### [Given records]
------------------------------

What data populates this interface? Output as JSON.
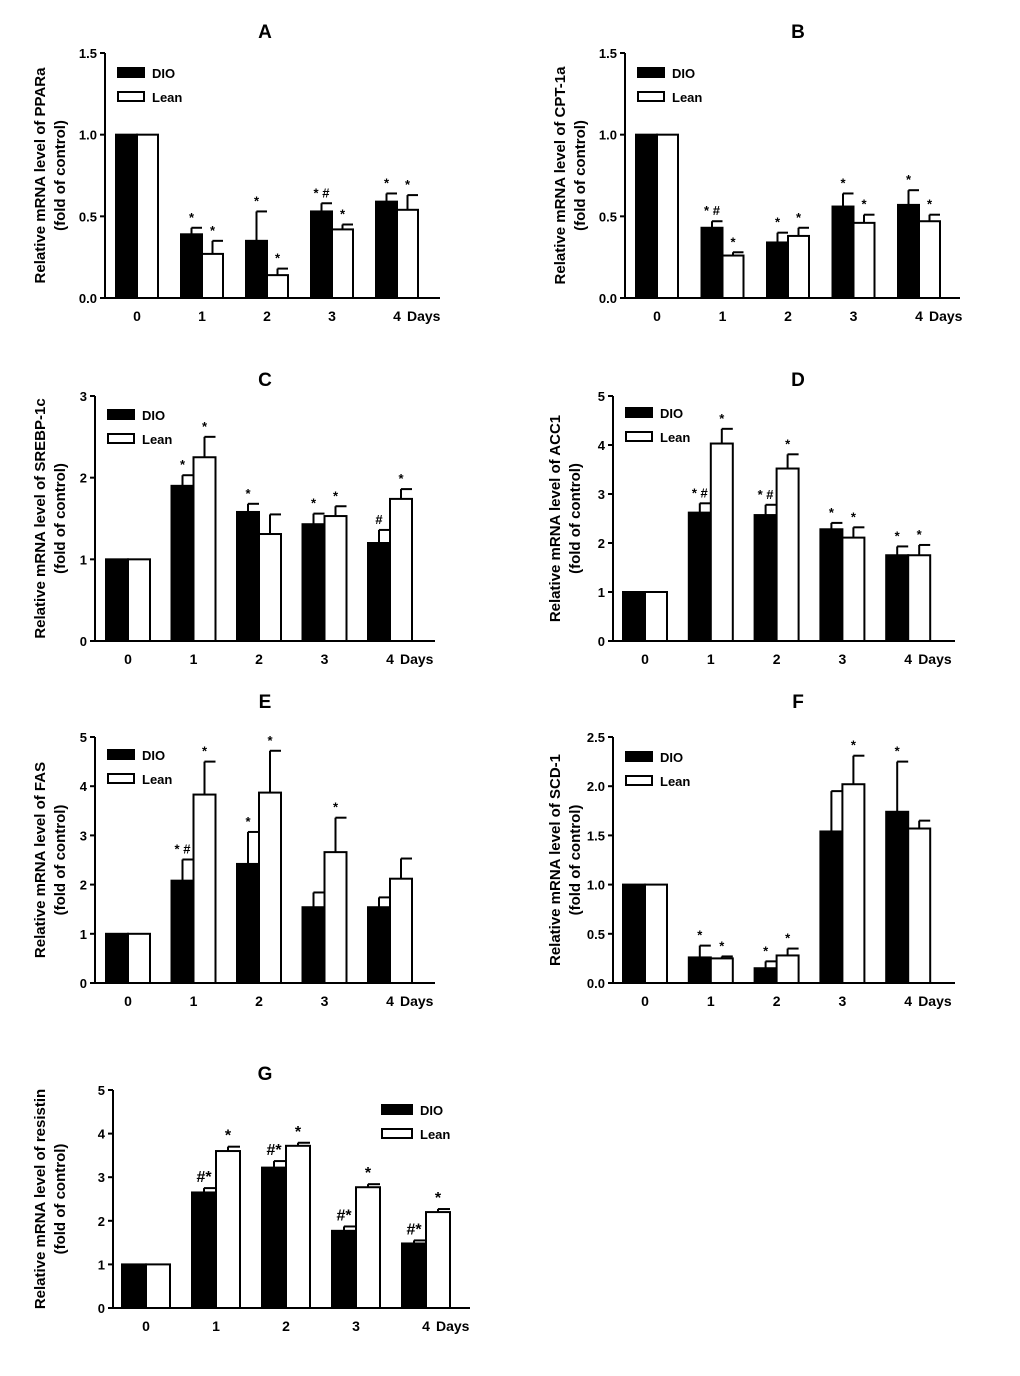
{
  "chart_data": [
    {
      "panel": "A",
      "type": "bar",
      "categories": [
        "0",
        "1",
        "2",
        "3",
        "4"
      ],
      "xlabel_suffix": "Days",
      "ylabel": [
        "Relative mRNA level of PPARa",
        "(fold of control)"
      ],
      "ylim": [
        0,
        1.5
      ],
      "yticks": [
        "0.0",
        "0.5",
        "1.0",
        "1.5"
      ],
      "ytick_values": [
        0,
        0.5,
        1.0,
        1.5
      ],
      "legend_placement": "top-left",
      "series": [
        {
          "name": "DIO",
          "color": "#000000",
          "values": [
            1,
            0.39,
            0.35,
            0.53,
            0.59
          ],
          "errors": [
            0,
            0.04,
            0.18,
            0.05,
            0.05
          ],
          "annotations": [
            "",
            "*",
            "*",
            "* #",
            "*"
          ]
        },
        {
          "name": "Lean",
          "color": "#ffffff",
          "values": [
            1,
            0.27,
            0.14,
            0.42,
            0.54
          ],
          "errors": [
            0,
            0.08,
            0.04,
            0.03,
            0.09
          ],
          "annotations": [
            "",
            "*",
            "*",
            "*",
            "*"
          ]
        }
      ]
    },
    {
      "panel": "B",
      "type": "bar",
      "categories": [
        "0",
        "1",
        "2",
        "3",
        "4"
      ],
      "xlabel_suffix": "Days",
      "ylabel": [
        "Relative mRNA level of CPT-1a",
        "(fold of control)"
      ],
      "ylim": [
        0,
        1.5
      ],
      "yticks": [
        "0.0",
        "0.5",
        "1.0",
        "1.5"
      ],
      "ytick_values": [
        0,
        0.5,
        1.0,
        1.5
      ],
      "legend_placement": "top-left",
      "series": [
        {
          "name": "DIO",
          "color": "#000000",
          "values": [
            1,
            0.43,
            0.34,
            0.56,
            0.57
          ],
          "errors": [
            0,
            0.04,
            0.06,
            0.08,
            0.09
          ],
          "annotations": [
            "",
            "* #",
            "*",
            "*",
            "*"
          ]
        },
        {
          "name": "Lean",
          "color": "#ffffff",
          "values": [
            1,
            0.26,
            0.38,
            0.46,
            0.47
          ],
          "errors": [
            0,
            0.02,
            0.05,
            0.05,
            0.04
          ],
          "annotations": [
            "",
            "*",
            "*",
            "*",
            "*"
          ]
        }
      ]
    },
    {
      "panel": "C",
      "type": "bar",
      "categories": [
        "0",
        "1",
        "2",
        "3",
        "4"
      ],
      "xlabel_suffix": "Days",
      "ylabel": [
        "Relative mRNA level of SREBP-1c",
        "(fold of control)"
      ],
      "ylim": [
        0,
        3
      ],
      "yticks": [
        "0",
        "1",
        "2",
        "3"
      ],
      "ytick_values": [
        0,
        1,
        2,
        3
      ],
      "legend_placement": "top-left",
      "series": [
        {
          "name": "DIO",
          "color": "#000000",
          "values": [
            1,
            1.9,
            1.58,
            1.43,
            1.2
          ],
          "errors": [
            0,
            0.13,
            0.1,
            0.13,
            0.16
          ],
          "annotations": [
            "",
            "*",
            "*",
            "*",
            "#"
          ]
        },
        {
          "name": "Lean",
          "color": "#ffffff",
          "values": [
            1,
            2.25,
            1.31,
            1.53,
            1.74
          ],
          "errors": [
            0,
            0.25,
            0.24,
            0.12,
            0.12
          ],
          "annotations": [
            "",
            "*",
            "",
            "*",
            "*"
          ]
        }
      ]
    },
    {
      "panel": "D",
      "type": "bar",
      "categories": [
        "0",
        "1",
        "2",
        "3",
        "4"
      ],
      "xlabel_suffix": "Days",
      "ylabel": [
        "Relative mRNA level of ACC1",
        "(fold of control)"
      ],
      "ylim": [
        0,
        5
      ],
      "yticks": [
        "0",
        "1",
        "2",
        "3",
        "4",
        "5"
      ],
      "ytick_values": [
        0,
        1,
        2,
        3,
        4,
        5
      ],
      "legend_placement": "top-left",
      "series": [
        {
          "name": "DIO",
          "color": "#000000",
          "values": [
            1,
            2.62,
            2.57,
            2.28,
            1.75
          ],
          "errors": [
            0,
            0.19,
            0.21,
            0.13,
            0.18
          ],
          "annotations": [
            "",
            "* #",
            "* #",
            "*",
            "*"
          ]
        },
        {
          "name": "Lean",
          "color": "#ffffff",
          "values": [
            1,
            4.03,
            3.52,
            2.11,
            1.75
          ],
          "errors": [
            0,
            0.3,
            0.29,
            0.21,
            0.21
          ],
          "annotations": [
            "",
            "*",
            "*",
            "*",
            "*"
          ]
        }
      ]
    },
    {
      "panel": "E",
      "type": "bar",
      "categories": [
        "0",
        "1",
        "2",
        "3",
        "4"
      ],
      "xlabel_suffix": "Days",
      "ylabel": [
        "Relative mRNA level of FAS",
        "(fold of control)"
      ],
      "ylim": [
        0,
        5
      ],
      "yticks": [
        "0",
        "1",
        "2",
        "3",
        "4",
        "5"
      ],
      "ytick_values": [
        0,
        1,
        2,
        3,
        4,
        5
      ],
      "legend_placement": "top-left",
      "series": [
        {
          "name": "DIO",
          "color": "#000000",
          "values": [
            1,
            2.08,
            2.42,
            1.54,
            1.54
          ],
          "errors": [
            0,
            0.43,
            0.65,
            0.3,
            0.2
          ],
          "annotations": [
            "",
            "* #",
            "*",
            "",
            ""
          ]
        },
        {
          "name": "Lean",
          "color": "#ffffff",
          "values": [
            1,
            3.83,
            3.87,
            2.66,
            2.12
          ],
          "errors": [
            0,
            0.67,
            0.85,
            0.7,
            0.41
          ],
          "annotations": [
            "",
            "*",
            "*",
            "*",
            ""
          ]
        }
      ]
    },
    {
      "panel": "F",
      "type": "bar",
      "categories": [
        "0",
        "1",
        "2",
        "3",
        "4"
      ],
      "xlabel_suffix": "Days",
      "ylabel": [
        "Relative mRNA level of SCD-1",
        "(fold of control)"
      ],
      "ylim": [
        0,
        2.5
      ],
      "yticks": [
        "0.0",
        "0.5",
        "1.0",
        "1.5",
        "2.0",
        "2.5"
      ],
      "ytick_values": [
        0,
        0.5,
        1,
        1.5,
        2,
        2.5
      ],
      "legend_placement": "top-left",
      "series": [
        {
          "name": "DIO",
          "color": "#000000",
          "values": [
            1,
            0.26,
            0.15,
            1.54,
            1.74
          ],
          "errors": [
            0,
            0.12,
            0.07,
            0.41,
            0.51
          ],
          "annotations": [
            "",
            "*",
            "*",
            "",
            "*"
          ]
        },
        {
          "name": "Lean",
          "color": "#ffffff",
          "values": [
            1,
            0.25,
            0.28,
            2.02,
            1.57
          ],
          "errors": [
            0,
            0.02,
            0.07,
            0.29,
            0.08
          ],
          "annotations": [
            "",
            "*",
            "*",
            "*",
            ""
          ]
        }
      ]
    },
    {
      "panel": "G",
      "type": "bar",
      "categories": [
        "0",
        "1",
        "2",
        "3",
        "4"
      ],
      "xlabel_suffix": "Days",
      "ylabel": [
        "Relative mRNA level of resistin",
        "(fold of control)"
      ],
      "ylim": [
        0,
        5
      ],
      "yticks": [
        "0",
        "1",
        "2",
        "3",
        "4",
        "5"
      ],
      "ytick_values": [
        0,
        1,
        2,
        3,
        4,
        5
      ],
      "legend_placement": "top-right",
      "series": [
        {
          "name": "DIO",
          "color": "#000000",
          "values": [
            1,
            2.65,
            3.22,
            1.77,
            1.48
          ],
          "errors": [
            0,
            0.1,
            0.15,
            0.1,
            0.07
          ],
          "annotations": [
            "",
            "#*",
            "#*",
            "#*",
            "#*"
          ]
        },
        {
          "name": "Lean",
          "color": "#ffffff",
          "values": [
            1,
            3.6,
            3.72,
            2.77,
            2.2
          ],
          "errors": [
            0,
            0.1,
            0.07,
            0.07,
            0.07
          ],
          "annotations": [
            "",
            "*",
            "*",
            "*",
            "*"
          ]
        }
      ]
    }
  ]
}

------------------------------

### [Task requirements]
Scan the listing above. Gather each line that contains the word "level".

### [Solved exercise]
        "Relative mRNA level of PPARa",
        "Relative mRNA level of CPT-1a",
        "Relative mRNA level of SREBP-1c",
        "Relative mRNA level of ACC1",
        "Relative mRNA level of FAS",
        "Relative mRNA level of SCD-1",
        "Relative mRNA level of resistin",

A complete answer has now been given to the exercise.